[start of ROWS]
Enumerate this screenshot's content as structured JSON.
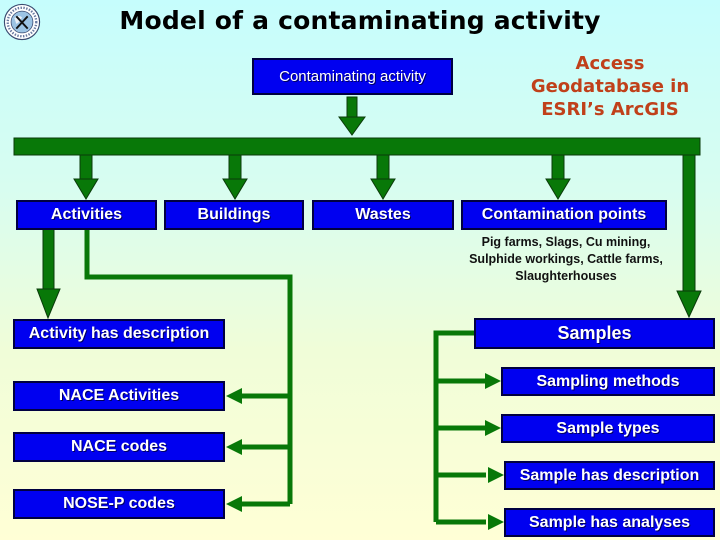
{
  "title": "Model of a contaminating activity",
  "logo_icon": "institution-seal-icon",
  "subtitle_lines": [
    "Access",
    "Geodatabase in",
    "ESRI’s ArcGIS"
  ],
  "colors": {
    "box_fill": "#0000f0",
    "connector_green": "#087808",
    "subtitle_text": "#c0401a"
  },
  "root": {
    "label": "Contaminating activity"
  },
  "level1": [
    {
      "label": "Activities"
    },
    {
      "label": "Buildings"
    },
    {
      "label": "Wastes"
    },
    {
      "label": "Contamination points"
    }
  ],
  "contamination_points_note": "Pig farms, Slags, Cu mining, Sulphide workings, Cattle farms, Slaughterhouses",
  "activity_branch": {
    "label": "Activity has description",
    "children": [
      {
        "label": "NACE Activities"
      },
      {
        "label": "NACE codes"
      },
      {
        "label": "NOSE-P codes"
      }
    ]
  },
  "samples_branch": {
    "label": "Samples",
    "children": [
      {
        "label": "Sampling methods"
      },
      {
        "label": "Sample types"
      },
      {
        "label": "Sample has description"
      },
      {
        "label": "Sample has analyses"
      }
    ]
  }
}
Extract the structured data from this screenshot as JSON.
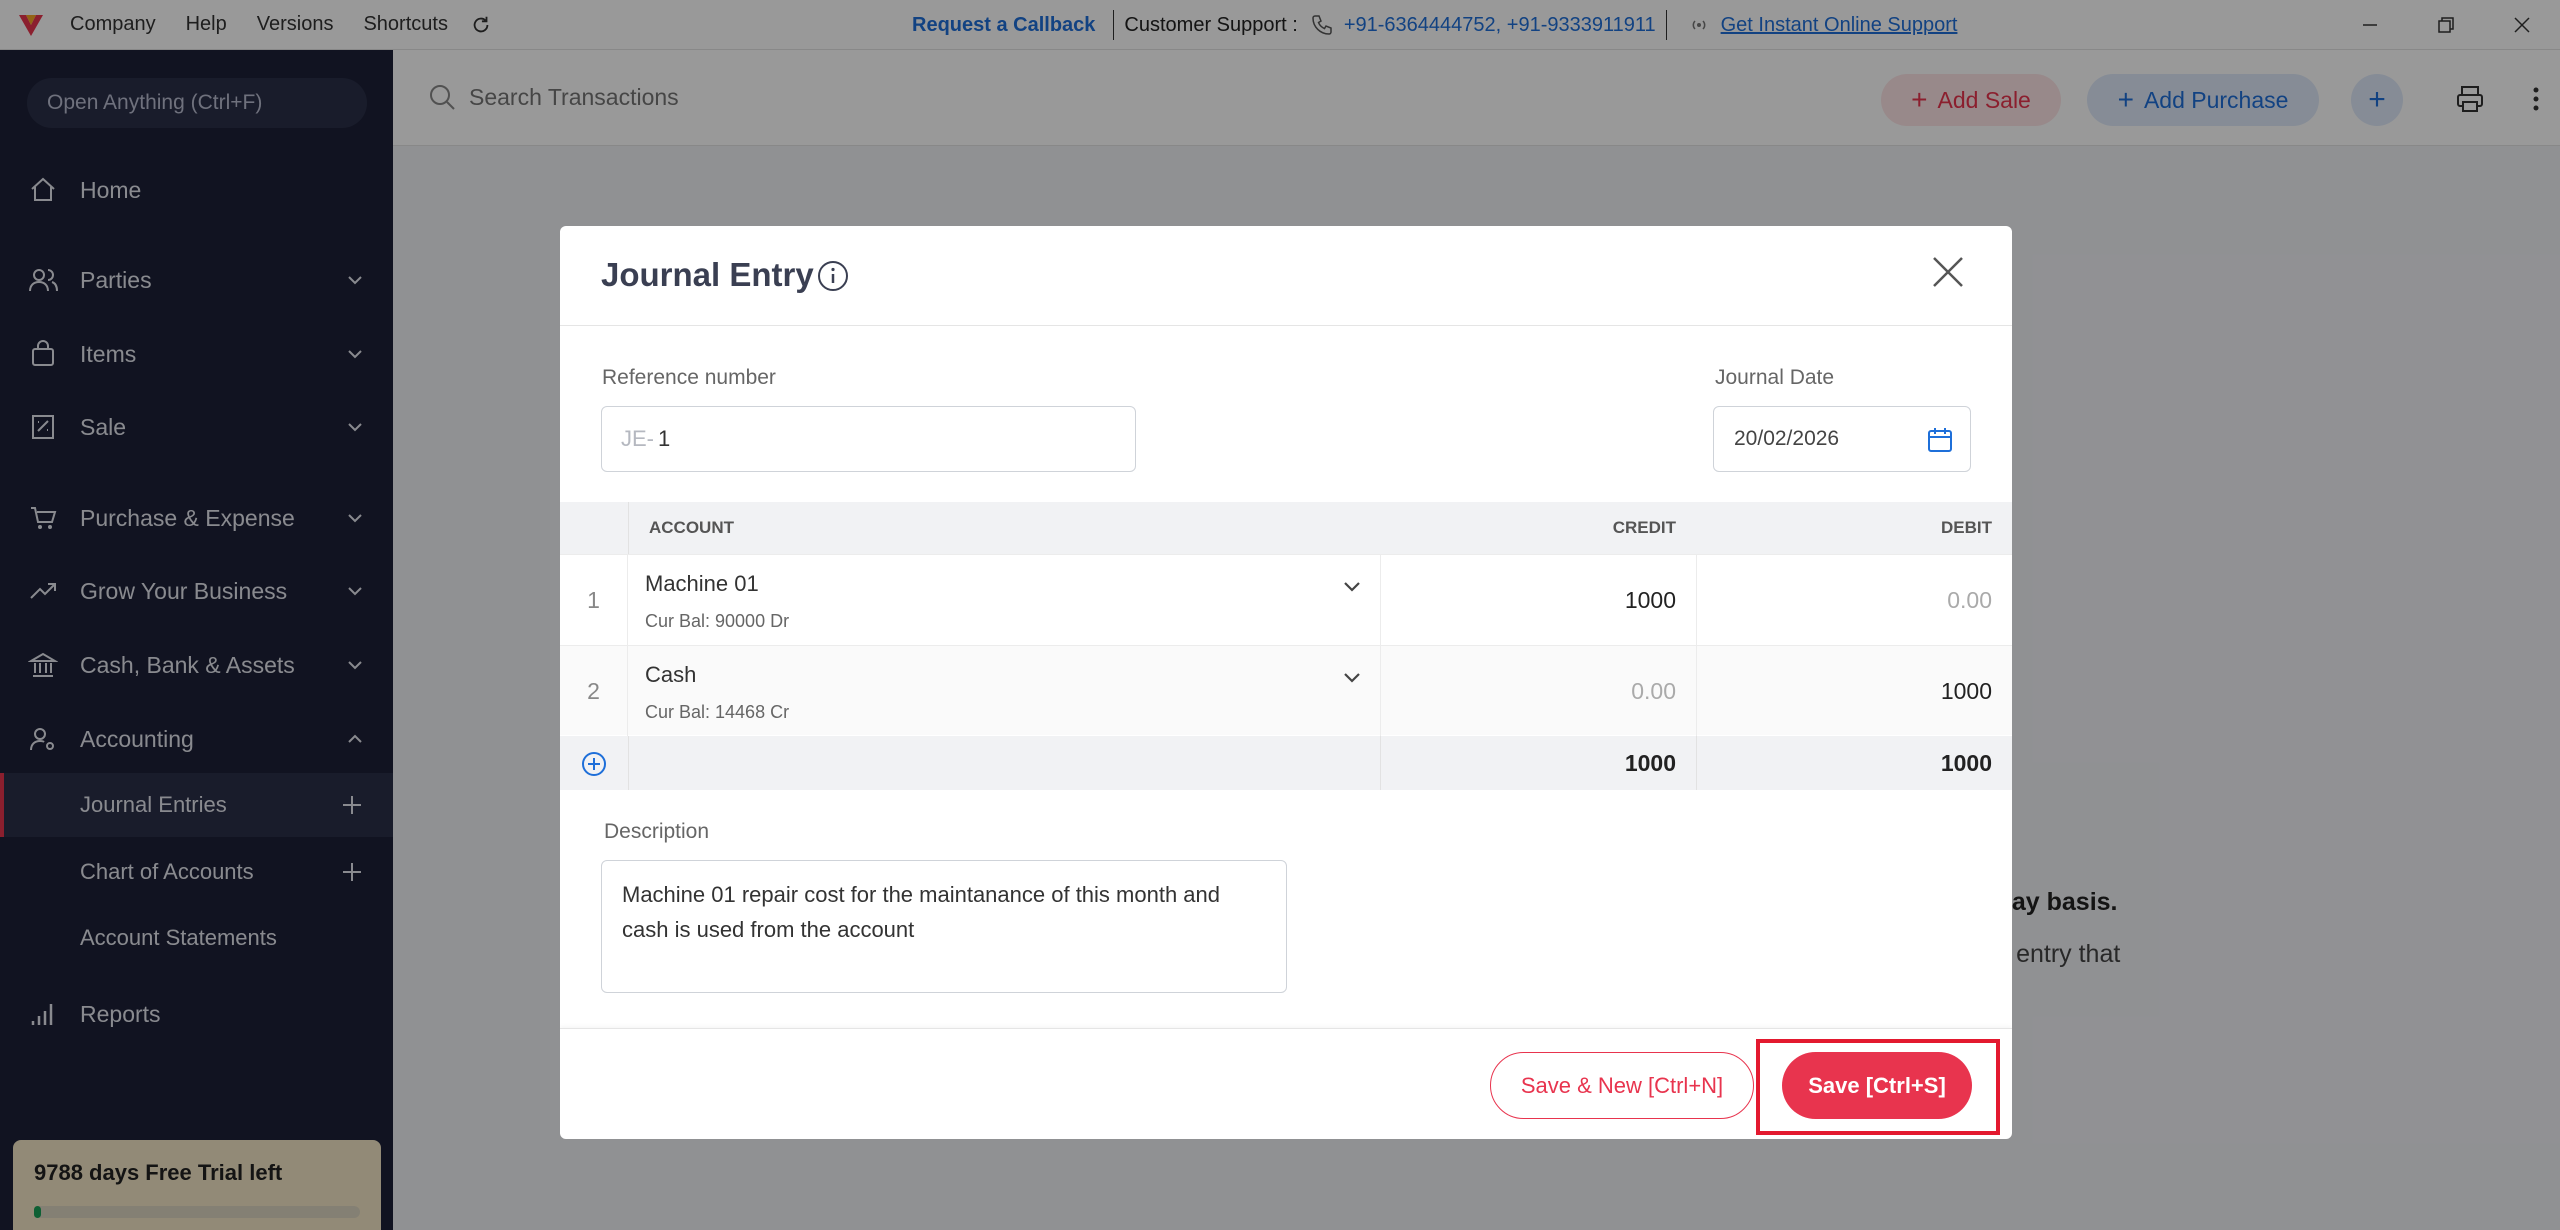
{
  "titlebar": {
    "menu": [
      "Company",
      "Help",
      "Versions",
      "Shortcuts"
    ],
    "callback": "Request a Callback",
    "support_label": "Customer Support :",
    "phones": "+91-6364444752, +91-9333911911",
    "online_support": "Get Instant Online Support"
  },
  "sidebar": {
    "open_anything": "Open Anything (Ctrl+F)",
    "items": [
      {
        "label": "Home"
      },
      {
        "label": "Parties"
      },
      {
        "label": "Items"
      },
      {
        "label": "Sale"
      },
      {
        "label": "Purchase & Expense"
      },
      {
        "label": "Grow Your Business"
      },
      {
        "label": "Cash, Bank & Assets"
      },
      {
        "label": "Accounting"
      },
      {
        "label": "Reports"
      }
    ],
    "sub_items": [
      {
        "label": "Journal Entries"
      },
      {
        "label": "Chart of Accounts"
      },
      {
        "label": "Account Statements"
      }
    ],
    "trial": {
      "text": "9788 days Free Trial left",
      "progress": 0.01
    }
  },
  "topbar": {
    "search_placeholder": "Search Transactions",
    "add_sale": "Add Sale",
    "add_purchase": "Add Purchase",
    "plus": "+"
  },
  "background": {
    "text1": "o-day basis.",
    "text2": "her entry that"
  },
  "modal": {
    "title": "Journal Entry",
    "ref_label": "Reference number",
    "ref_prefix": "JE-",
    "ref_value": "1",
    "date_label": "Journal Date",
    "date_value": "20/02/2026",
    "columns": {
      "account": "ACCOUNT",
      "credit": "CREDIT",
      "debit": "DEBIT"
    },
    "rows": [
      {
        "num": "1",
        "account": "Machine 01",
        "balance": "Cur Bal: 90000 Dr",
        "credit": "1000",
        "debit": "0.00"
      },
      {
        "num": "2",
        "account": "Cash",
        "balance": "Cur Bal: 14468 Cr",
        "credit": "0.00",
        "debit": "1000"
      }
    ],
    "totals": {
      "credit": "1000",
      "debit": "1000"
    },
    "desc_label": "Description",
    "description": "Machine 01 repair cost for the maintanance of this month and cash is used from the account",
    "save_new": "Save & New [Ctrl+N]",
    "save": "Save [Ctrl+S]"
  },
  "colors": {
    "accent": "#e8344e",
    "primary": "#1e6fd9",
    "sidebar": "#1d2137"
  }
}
[end of ROWS]
[start of ROWS]
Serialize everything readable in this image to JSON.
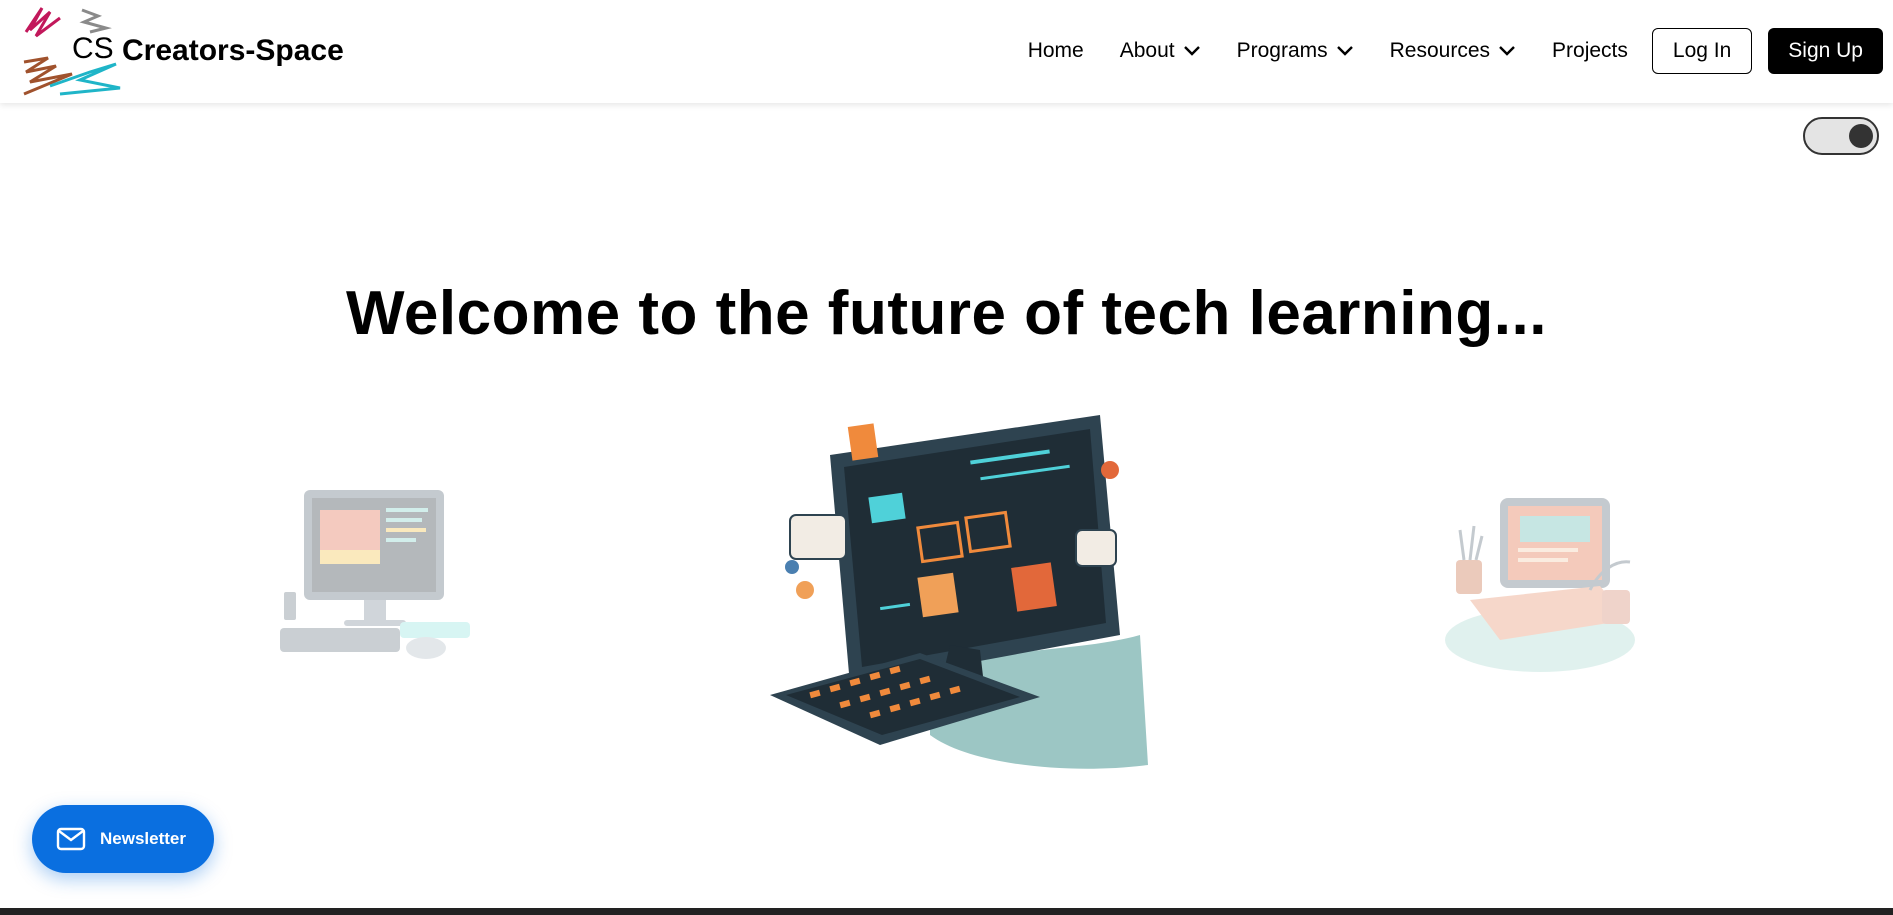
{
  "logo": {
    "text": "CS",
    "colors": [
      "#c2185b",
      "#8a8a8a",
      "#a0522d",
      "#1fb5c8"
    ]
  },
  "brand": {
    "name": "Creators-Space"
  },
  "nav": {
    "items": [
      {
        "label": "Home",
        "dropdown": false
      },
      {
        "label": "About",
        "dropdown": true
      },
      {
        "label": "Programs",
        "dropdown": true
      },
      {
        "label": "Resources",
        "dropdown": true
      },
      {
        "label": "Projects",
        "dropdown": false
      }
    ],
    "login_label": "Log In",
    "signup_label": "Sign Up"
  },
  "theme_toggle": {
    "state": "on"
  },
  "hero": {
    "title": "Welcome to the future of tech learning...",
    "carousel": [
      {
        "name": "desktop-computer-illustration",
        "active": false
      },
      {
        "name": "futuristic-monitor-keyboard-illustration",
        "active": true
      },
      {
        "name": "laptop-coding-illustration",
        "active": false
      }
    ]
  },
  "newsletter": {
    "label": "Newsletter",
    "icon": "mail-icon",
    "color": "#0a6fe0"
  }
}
[end of ROWS]
» **INSTRUCTION**: Gather each line in these records that contains the string "screenshot".

» **RESPONSE TO THIS TASK**:
Enumerate this screenshot's content as structured JSON.
Extract the structured data from this screenshot as JSON.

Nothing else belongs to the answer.